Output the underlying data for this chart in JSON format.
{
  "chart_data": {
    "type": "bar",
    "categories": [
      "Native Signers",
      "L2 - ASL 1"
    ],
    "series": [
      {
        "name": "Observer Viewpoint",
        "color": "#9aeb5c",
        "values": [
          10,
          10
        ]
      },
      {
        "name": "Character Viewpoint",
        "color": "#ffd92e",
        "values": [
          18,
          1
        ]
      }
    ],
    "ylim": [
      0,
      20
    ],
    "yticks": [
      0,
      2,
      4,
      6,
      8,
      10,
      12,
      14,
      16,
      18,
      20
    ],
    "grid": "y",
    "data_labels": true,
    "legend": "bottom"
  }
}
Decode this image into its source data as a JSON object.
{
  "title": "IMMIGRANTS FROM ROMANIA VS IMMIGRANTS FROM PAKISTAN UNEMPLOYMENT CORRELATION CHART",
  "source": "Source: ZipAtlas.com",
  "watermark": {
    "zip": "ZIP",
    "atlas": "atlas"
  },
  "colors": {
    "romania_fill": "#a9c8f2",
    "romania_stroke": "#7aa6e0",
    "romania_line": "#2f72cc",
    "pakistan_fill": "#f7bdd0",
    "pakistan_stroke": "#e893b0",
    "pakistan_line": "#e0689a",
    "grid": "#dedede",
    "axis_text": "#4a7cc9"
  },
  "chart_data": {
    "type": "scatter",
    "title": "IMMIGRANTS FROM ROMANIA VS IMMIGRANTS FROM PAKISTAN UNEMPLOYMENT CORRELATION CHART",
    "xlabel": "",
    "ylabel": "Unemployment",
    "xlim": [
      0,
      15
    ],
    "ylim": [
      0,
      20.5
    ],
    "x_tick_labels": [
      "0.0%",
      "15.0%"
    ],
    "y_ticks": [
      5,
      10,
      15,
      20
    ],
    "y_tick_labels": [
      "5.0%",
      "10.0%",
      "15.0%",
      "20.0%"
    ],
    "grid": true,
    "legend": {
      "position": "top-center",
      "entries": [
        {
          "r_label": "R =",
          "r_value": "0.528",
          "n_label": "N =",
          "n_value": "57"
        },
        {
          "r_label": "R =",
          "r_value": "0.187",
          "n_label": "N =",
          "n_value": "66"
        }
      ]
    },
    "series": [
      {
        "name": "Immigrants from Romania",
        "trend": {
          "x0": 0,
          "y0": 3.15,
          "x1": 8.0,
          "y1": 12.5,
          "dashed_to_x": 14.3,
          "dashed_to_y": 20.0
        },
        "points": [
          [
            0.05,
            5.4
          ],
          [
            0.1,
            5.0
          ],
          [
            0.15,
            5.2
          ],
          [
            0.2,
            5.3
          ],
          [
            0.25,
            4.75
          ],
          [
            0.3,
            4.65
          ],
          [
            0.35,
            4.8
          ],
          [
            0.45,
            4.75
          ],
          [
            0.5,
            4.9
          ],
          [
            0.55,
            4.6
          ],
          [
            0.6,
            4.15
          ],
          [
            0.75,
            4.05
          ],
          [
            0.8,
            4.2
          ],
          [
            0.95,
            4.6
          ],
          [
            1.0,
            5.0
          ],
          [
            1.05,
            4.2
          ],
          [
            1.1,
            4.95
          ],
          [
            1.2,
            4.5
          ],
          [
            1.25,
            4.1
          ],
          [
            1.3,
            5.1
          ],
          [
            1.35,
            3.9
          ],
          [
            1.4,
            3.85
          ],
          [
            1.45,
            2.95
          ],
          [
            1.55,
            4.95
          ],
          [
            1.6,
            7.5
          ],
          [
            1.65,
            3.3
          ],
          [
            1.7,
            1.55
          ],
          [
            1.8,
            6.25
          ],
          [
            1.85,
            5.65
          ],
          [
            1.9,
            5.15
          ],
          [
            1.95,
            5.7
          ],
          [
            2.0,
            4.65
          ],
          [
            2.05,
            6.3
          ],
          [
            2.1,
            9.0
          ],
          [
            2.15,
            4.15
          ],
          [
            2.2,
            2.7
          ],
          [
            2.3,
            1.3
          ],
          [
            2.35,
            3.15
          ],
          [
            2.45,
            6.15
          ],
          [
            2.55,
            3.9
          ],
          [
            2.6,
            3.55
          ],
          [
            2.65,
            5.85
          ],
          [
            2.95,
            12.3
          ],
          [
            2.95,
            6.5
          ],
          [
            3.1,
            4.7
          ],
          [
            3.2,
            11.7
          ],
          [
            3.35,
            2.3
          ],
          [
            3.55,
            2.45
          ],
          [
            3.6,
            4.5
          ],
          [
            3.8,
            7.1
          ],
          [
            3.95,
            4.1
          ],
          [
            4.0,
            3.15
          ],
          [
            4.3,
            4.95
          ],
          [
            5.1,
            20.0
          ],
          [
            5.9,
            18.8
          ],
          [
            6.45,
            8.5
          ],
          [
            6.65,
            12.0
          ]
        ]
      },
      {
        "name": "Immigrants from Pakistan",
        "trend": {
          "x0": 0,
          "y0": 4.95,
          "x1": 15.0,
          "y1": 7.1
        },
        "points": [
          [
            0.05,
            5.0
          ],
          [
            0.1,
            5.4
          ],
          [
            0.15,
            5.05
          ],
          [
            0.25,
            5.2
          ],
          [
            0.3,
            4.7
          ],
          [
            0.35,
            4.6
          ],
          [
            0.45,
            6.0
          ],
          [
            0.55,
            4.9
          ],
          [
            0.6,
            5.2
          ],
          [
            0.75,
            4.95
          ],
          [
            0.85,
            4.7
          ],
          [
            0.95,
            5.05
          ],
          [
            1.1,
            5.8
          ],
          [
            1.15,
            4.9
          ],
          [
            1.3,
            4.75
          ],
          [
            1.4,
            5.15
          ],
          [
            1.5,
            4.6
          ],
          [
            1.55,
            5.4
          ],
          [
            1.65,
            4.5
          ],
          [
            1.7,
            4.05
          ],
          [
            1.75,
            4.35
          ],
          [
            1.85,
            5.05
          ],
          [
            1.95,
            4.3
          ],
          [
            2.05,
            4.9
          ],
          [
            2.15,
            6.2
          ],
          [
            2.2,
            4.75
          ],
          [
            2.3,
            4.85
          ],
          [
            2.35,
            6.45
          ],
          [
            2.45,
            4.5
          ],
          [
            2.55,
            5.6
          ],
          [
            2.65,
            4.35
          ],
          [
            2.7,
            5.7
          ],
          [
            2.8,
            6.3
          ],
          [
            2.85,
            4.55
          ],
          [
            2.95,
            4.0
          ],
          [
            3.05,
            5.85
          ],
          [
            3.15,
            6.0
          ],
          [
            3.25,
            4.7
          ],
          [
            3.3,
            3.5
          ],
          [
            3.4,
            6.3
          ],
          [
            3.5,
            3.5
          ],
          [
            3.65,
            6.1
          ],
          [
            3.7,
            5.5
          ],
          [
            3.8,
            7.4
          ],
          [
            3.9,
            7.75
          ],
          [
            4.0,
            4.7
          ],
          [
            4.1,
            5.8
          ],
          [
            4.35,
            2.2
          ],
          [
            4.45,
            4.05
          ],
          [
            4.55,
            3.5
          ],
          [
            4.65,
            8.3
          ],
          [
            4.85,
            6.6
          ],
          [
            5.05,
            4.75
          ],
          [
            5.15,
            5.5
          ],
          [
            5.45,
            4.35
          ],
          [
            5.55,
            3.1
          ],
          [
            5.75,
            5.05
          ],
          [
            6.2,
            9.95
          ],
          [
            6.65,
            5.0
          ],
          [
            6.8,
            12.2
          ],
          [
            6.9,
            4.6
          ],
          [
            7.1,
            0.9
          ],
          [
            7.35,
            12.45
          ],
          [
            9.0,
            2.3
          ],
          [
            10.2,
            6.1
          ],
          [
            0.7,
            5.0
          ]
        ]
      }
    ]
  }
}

▸ **Brief**: Return all of the entries word for word.

▸ **Solved exercise**:
Output the underlying data for this chart in JSON format.
{
  "chart_data": {
    "type": "bar",
    "categories": [
      "Native Signers",
      "L2 - ASL 1"
    ],
    "series": [
      {
        "name": "Observer Viewpoint",
        "color": "#9aeb5c",
        "values": [
          10,
          10
        ]
      },
      {
        "name": "Character Viewpoint",
        "color": "#ffd92e",
        "values": [
          18,
          1
        ]
      }
    ],
    "ylim": [
      0,
      20
    ],
    "yticks": [
      0,
      2,
      4,
      6,
      8,
      10,
      12,
      14,
      16,
      18,
      20
    ],
    "grid": "y",
    "data_labels": true,
    "legend": "bottom"
  }
}
Decode this image into its source data as a JSON object.
{
  "title": "IMMIGRANTS FROM ROMANIA VS IMMIGRANTS FROM PAKISTAN UNEMPLOYMENT CORRELATION CHART",
  "source": "Source: ZipAtlas.com",
  "watermark": {
    "zip": "ZIP",
    "atlas": "atlas"
  },
  "colors": {
    "romania_fill": "#a9c8f2",
    "romania_stroke": "#7aa6e0",
    "romania_line": "#2f72cc",
    "pakistan_fill": "#f7bdd0",
    "pakistan_stroke": "#e893b0",
    "pakistan_line": "#e0689a",
    "grid": "#dedede",
    "axis_text": "#4a7cc9"
  },
  "chart_data": {
    "type": "scatter",
    "title": "IMMIGRANTS FROM ROMANIA VS IMMIGRANTS FROM PAKISTAN UNEMPLOYMENT CORRELATION CHART",
    "xlabel": "",
    "ylabel": "Unemployment",
    "xlim": [
      0,
      15
    ],
    "ylim": [
      0,
      20.5
    ],
    "x_tick_labels": [
      "0.0%",
      "15.0%"
    ],
    "y_ticks": [
      5,
      10,
      15,
      20
    ],
    "y_tick_labels": [
      "5.0%",
      "10.0%",
      "15.0%",
      "20.0%"
    ],
    "grid": true,
    "legend": {
      "position": "top-center",
      "entries": [
        {
          "r_label": "R =",
          "r_value": "0.528",
          "n_label": "N =",
          "n_value": "57"
        },
        {
          "r_label": "R =",
          "r_value": "0.187",
          "n_label": "N =",
          "n_value": "66"
        }
      ]
    },
    "series": [
      {
        "name": "Immigrants from Romania",
        "trend": {
          "x0": 0,
          "y0": 3.15,
          "x1": 8.0,
          "y1": 12.5,
          "dashed_to_x": 14.3,
          "dashed_to_y": 20.0
        },
        "points": [
          [
            0.05,
            5.4
          ],
          [
            0.1,
            5.0
          ],
          [
            0.15,
            5.2
          ],
          [
            0.2,
            5.3
          ],
          [
            0.25,
            4.75
          ],
          [
            0.3,
            4.65
          ],
          [
            0.35,
            4.8
          ],
          [
            0.45,
            4.75
          ],
          [
            0.5,
            4.9
          ],
          [
            0.55,
            4.6
          ],
          [
            0.6,
            4.15
          ],
          [
            0.75,
            4.05
          ],
          [
            0.8,
            4.2
          ],
          [
            0.95,
            4.6
          ],
          [
            1.0,
            5.0
          ],
          [
            1.05,
            4.2
          ],
          [
            1.1,
            4.95
          ],
          [
            1.2,
            4.5
          ],
          [
            1.25,
            4.1
          ],
          [
            1.3,
            5.1
          ],
          [
            1.35,
            3.9
          ],
          [
            1.4,
            3.85
          ],
          [
            1.45,
            2.95
          ],
          [
            1.55,
            4.95
          ],
          [
            1.6,
            7.5
          ],
          [
            1.65,
            3.3
          ],
          [
            1.7,
            1.55
          ],
          [
            1.8,
            6.25
          ],
          [
            1.85,
            5.65
          ],
          [
            1.9,
            5.15
          ],
          [
            1.95,
            5.7
          ],
          [
            2.0,
            4.65
          ],
          [
            2.05,
            6.3
          ],
          [
            2.1,
            9.0
          ],
          [
            2.15,
            4.15
          ],
          [
            2.2,
            2.7
          ],
          [
            2.3,
            1.3
          ],
          [
            2.35,
            3.15
          ],
          [
            2.45,
            6.15
          ],
          [
            2.55,
            3.9
          ],
          [
            2.6,
            3.55
          ],
          [
            2.65,
            5.85
          ],
          [
            2.95,
            12.3
          ],
          [
            2.95,
            6.5
          ],
          [
            3.1,
            4.7
          ],
          [
            3.2,
            11.7
          ],
          [
            3.35,
            2.3
          ],
          [
            3.55,
            2.45
          ],
          [
            3.6,
            4.5
          ],
          [
            3.8,
            7.1
          ],
          [
            3.95,
            4.1
          ],
          [
            4.0,
            3.15
          ],
          [
            4.3,
            4.95
          ],
          [
            5.1,
            20.0
          ],
          [
            5.9,
            18.8
          ],
          [
            6.45,
            8.5
          ],
          [
            6.65,
            12.0
          ]
        ]
      },
      {
        "name": "Immigrants from Pakistan",
        "trend": {
          "x0": 0,
          "y0": 4.95,
          "x1": 15.0,
          "y1": 7.1
        },
        "points": [
          [
            0.05,
            5.0
          ],
          [
            0.1,
            5.4
          ],
          [
            0.15,
            5.05
          ],
          [
            0.25,
            5.2
          ],
          [
            0.3,
            4.7
          ],
          [
            0.35,
            4.6
          ],
          [
            0.45,
            6.0
          ],
          [
            0.55,
            4.9
          ],
          [
            0.6,
            5.2
          ],
          [
            0.75,
            4.95
          ],
          [
            0.85,
            4.7
          ],
          [
            0.95,
            5.05
          ],
          [
            1.1,
            5.8
          ],
          [
            1.15,
            4.9
          ],
          [
            1.3,
            4.75
          ],
          [
            1.4,
            5.15
          ],
          [
            1.5,
            4.6
          ],
          [
            1.55,
            5.4
          ],
          [
            1.65,
            4.5
          ],
          [
            1.7,
            4.05
          ],
          [
            1.75,
            4.35
          ],
          [
            1.85,
            5.05
          ],
          [
            1.95,
            4.3
          ],
          [
            2.05,
            4.9
          ],
          [
            2.15,
            6.2
          ],
          [
            2.2,
            4.75
          ],
          [
            2.3,
            4.85
          ],
          [
            2.35,
            6.45
          ],
          [
            2.45,
            4.5
          ],
          [
            2.55,
            5.6
          ],
          [
            2.65,
            4.35
          ],
          [
            2.7,
            5.7
          ],
          [
            2.8,
            6.3
          ],
          [
            2.85,
            4.55
          ],
          [
            2.95,
            4.0
          ],
          [
            3.05,
            5.85
          ],
          [
            3.15,
            6.0
          ],
          [
            3.25,
            4.7
          ],
          [
            3.3,
            3.5
          ],
          [
            3.4,
            6.3
          ],
          [
            3.5,
            3.5
          ],
          [
            3.65,
            6.1
          ],
          [
            3.7,
            5.5
          ],
          [
            3.8,
            7.4
          ],
          [
            3.9,
            7.75
          ],
          [
            4.0,
            4.7
          ],
          [
            4.1,
            5.8
          ],
          [
            4.35,
            2.2
          ],
          [
            4.45,
            4.05
          ],
          [
            4.55,
            3.5
          ],
          [
            4.65,
            8.3
          ],
          [
            4.85,
            6.6
          ],
          [
            5.05,
            4.75
          ],
          [
            5.15,
            5.5
          ],
          [
            5.45,
            4.35
          ],
          [
            5.55,
            3.1
          ],
          [
            5.75,
            5.05
          ],
          [
            6.2,
            9.95
          ],
          [
            6.65,
            5.0
          ],
          [
            6.8,
            12.2
          ],
          [
            6.9,
            4.6
          ],
          [
            7.1,
            0.9
          ],
          [
            7.35,
            12.45
          ],
          [
            9.0,
            2.3
          ],
          [
            10.2,
            6.1
          ],
          [
            0.7,
            5.0
          ]
        ]
      }
    ]
  }
}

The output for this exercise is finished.